* Exercise
Determine the number of lines where "series" occurs and reply with that number by itself.

(Structured figure records)
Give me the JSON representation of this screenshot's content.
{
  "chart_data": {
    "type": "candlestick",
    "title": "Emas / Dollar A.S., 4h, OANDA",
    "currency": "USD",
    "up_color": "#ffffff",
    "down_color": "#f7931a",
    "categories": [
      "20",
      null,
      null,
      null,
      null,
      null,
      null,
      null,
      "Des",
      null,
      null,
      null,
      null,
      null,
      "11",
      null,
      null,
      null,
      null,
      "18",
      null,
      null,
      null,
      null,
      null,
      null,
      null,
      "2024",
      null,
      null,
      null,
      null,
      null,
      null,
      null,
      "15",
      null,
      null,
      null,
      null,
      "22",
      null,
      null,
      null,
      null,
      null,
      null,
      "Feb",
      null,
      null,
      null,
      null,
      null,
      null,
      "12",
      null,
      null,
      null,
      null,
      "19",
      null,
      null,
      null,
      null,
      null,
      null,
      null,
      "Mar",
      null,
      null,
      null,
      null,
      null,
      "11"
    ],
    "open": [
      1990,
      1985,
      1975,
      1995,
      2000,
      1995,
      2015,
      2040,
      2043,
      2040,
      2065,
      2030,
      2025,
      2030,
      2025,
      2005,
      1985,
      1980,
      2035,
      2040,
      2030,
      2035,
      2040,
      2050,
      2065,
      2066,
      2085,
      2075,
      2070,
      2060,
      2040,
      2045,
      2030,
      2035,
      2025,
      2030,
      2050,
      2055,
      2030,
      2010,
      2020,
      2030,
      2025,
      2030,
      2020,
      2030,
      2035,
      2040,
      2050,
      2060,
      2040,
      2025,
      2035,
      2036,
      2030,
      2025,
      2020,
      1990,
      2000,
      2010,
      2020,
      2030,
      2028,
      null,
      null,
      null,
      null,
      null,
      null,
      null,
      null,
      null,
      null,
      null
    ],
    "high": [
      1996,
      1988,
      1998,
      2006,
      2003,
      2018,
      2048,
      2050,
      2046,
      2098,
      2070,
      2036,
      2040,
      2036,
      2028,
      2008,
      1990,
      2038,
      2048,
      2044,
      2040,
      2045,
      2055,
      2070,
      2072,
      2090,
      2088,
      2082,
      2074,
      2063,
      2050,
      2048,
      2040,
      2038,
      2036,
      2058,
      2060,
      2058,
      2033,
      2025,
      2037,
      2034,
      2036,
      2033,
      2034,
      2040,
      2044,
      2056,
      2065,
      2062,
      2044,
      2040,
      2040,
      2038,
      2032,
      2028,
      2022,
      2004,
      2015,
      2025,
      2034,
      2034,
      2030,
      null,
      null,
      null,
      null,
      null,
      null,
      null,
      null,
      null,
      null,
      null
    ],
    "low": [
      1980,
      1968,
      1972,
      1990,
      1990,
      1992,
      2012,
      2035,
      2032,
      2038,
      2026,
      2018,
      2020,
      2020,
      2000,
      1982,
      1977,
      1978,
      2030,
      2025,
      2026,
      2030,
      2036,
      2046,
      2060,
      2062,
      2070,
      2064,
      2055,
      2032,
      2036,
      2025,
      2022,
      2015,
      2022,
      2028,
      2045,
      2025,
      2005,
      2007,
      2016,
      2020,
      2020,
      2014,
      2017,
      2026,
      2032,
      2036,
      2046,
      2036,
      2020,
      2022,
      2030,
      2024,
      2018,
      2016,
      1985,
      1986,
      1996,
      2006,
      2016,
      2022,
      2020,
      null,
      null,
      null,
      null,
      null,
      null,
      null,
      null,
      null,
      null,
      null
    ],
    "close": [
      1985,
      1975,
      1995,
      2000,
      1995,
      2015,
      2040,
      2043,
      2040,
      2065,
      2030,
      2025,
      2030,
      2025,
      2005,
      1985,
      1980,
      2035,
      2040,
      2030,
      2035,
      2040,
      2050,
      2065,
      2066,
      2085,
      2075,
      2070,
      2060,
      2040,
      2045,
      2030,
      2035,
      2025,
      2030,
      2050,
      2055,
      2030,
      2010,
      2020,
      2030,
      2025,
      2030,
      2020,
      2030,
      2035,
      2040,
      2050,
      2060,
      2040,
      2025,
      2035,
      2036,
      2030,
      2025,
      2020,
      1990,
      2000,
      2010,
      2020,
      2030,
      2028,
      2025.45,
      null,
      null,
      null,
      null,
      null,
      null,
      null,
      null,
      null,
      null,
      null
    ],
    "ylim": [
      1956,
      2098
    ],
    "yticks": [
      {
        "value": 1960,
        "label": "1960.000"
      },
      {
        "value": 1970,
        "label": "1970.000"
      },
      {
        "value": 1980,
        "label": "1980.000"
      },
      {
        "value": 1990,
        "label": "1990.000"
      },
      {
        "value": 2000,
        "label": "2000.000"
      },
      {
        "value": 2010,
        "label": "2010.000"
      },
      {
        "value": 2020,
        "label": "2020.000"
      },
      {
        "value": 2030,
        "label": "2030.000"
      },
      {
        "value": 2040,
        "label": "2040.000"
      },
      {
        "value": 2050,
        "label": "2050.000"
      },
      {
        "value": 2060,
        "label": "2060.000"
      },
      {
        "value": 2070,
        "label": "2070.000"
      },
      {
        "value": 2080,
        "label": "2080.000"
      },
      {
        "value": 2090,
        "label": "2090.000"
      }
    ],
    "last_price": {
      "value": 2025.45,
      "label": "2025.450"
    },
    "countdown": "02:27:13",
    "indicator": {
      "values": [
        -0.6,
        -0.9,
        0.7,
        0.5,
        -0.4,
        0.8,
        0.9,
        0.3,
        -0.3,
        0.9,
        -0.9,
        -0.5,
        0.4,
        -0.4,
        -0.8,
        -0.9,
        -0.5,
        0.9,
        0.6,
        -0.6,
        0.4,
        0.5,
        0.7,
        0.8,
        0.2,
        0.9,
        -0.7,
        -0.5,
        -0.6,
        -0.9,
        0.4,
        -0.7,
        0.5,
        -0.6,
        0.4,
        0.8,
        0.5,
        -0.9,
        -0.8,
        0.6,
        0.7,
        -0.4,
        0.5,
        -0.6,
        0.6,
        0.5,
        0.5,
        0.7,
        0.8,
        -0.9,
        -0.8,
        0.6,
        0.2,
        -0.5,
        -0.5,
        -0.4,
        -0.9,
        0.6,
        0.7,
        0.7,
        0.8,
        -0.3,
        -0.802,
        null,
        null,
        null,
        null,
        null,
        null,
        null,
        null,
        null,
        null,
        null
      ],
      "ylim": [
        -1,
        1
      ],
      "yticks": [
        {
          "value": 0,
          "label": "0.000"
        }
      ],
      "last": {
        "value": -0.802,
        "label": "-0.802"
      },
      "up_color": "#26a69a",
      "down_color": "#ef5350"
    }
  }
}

--

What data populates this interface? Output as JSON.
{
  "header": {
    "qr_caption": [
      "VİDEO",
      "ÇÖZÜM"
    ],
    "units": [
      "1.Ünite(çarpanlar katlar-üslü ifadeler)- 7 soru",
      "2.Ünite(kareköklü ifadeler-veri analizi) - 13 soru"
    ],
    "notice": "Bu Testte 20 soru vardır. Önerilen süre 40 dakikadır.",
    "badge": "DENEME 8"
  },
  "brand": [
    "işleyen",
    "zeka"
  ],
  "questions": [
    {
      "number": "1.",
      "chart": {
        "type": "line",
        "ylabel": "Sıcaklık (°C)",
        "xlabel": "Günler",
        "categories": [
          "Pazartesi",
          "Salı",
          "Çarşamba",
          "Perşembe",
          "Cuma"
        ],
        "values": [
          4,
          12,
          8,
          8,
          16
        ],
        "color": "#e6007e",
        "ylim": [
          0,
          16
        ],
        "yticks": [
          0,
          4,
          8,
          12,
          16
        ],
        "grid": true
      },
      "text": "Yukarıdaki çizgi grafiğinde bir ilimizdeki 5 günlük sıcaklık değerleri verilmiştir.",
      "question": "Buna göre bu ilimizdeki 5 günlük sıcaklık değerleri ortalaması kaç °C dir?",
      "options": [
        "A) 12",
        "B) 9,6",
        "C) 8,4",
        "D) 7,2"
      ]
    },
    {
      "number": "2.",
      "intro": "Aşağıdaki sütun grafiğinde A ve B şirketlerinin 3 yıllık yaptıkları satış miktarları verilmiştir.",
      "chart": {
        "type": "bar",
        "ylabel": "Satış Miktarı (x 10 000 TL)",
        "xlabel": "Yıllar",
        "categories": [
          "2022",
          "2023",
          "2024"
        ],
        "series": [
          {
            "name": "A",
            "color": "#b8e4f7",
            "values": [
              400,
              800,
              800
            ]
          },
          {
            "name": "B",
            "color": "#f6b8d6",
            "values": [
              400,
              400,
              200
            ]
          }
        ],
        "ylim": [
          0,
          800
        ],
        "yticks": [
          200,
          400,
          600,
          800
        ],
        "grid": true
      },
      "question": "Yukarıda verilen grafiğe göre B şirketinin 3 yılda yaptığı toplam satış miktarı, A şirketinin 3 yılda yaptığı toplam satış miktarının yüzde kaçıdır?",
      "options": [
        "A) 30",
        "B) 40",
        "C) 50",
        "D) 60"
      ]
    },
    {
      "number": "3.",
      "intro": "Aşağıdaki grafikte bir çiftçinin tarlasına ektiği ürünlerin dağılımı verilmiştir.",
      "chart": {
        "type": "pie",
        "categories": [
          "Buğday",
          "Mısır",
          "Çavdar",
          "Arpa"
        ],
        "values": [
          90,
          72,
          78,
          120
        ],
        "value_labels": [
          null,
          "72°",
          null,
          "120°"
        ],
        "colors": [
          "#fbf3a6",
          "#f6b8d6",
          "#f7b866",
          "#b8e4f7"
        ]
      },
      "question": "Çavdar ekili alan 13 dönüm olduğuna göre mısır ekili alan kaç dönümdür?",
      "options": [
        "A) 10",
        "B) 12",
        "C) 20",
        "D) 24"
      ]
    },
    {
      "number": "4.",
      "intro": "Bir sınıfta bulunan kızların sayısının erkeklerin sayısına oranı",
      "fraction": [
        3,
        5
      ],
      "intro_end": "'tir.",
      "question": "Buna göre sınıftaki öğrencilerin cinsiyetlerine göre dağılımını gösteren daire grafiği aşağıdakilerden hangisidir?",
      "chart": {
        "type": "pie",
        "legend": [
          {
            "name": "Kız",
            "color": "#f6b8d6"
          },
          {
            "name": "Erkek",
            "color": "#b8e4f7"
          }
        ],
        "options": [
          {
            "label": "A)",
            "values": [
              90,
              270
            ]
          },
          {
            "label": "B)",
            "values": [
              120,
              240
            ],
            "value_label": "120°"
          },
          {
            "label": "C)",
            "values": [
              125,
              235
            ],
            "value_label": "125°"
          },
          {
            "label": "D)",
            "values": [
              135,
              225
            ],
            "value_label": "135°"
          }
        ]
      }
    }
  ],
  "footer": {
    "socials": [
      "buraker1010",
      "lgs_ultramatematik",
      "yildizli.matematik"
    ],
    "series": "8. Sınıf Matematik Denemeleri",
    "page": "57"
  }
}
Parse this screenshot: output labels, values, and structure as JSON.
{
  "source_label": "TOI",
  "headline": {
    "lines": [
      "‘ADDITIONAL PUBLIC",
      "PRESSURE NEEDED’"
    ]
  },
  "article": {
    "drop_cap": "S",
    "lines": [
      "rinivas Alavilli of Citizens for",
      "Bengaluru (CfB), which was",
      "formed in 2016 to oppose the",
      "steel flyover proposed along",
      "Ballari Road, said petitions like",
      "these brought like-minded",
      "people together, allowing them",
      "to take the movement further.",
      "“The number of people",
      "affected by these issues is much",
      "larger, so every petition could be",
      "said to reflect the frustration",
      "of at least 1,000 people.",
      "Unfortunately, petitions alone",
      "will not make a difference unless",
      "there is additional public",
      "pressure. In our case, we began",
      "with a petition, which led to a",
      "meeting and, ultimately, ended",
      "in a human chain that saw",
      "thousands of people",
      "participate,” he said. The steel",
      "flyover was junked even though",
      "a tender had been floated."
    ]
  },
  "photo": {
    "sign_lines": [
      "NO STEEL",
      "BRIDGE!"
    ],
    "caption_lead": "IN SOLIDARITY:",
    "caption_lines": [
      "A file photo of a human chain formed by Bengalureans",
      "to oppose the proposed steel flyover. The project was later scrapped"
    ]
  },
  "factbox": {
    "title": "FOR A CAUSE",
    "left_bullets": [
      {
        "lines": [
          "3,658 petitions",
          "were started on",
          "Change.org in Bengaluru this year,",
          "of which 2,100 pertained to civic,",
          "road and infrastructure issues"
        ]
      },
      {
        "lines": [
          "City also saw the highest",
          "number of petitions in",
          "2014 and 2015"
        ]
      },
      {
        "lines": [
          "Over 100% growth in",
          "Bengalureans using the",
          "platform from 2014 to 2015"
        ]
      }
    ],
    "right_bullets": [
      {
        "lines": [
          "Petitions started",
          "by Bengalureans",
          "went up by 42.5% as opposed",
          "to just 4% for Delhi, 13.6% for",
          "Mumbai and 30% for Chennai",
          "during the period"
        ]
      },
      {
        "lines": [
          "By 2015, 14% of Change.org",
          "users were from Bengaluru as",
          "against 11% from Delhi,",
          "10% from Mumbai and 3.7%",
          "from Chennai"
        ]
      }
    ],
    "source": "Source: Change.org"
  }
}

...

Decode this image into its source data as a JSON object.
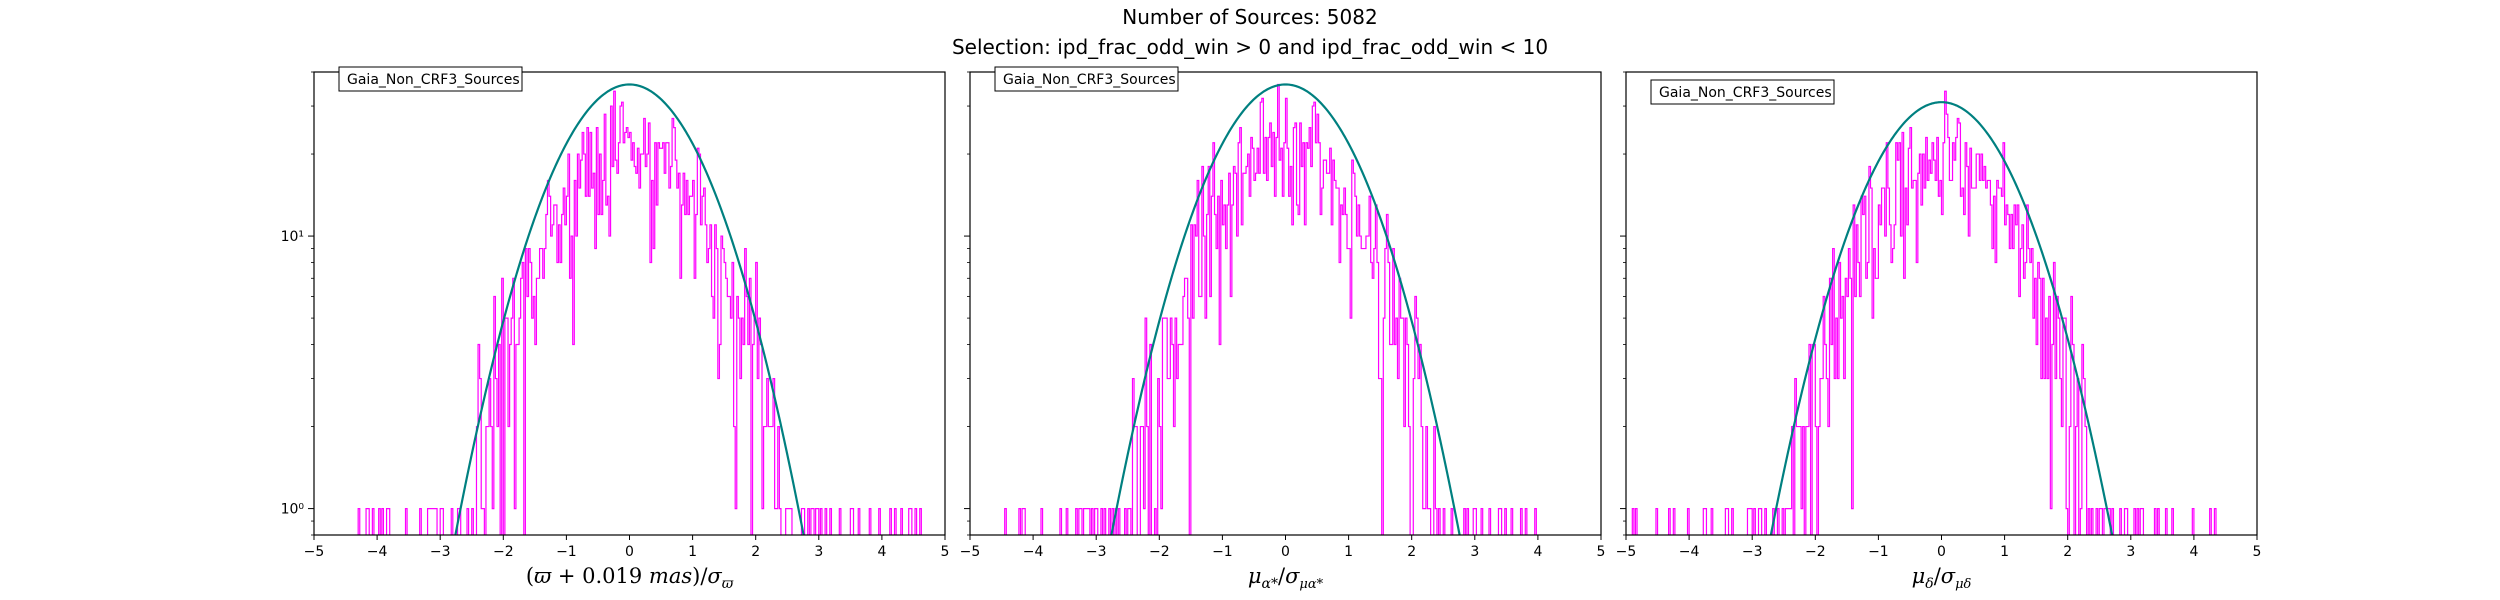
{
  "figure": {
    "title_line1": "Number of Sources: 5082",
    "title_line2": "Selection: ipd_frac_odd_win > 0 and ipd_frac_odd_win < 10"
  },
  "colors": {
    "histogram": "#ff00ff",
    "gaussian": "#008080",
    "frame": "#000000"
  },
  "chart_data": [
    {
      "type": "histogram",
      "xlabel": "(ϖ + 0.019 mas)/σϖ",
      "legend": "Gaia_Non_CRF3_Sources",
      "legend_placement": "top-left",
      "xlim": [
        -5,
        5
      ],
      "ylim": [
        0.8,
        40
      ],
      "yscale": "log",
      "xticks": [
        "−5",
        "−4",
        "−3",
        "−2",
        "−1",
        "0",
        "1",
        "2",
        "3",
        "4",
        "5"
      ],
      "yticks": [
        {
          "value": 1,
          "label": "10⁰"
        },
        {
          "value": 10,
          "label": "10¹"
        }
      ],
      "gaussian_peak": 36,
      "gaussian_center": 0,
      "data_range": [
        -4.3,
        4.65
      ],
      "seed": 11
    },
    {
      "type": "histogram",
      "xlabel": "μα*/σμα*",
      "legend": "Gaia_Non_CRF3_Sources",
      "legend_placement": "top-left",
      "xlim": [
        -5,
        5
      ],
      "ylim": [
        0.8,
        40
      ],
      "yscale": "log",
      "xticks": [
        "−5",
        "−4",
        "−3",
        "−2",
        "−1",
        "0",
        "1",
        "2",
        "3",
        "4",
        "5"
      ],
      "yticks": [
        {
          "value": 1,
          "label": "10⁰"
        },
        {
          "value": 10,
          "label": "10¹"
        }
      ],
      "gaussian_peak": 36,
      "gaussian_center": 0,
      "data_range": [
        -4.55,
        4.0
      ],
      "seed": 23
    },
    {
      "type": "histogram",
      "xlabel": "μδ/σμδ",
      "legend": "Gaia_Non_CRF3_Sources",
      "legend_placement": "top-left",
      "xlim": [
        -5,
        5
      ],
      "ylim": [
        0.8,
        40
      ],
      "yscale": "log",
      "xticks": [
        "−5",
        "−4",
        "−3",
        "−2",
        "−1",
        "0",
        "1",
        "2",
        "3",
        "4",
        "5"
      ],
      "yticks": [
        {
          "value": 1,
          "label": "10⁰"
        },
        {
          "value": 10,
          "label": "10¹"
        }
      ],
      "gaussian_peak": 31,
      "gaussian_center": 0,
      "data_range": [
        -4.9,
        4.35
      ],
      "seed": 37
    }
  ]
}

* Response to this task
2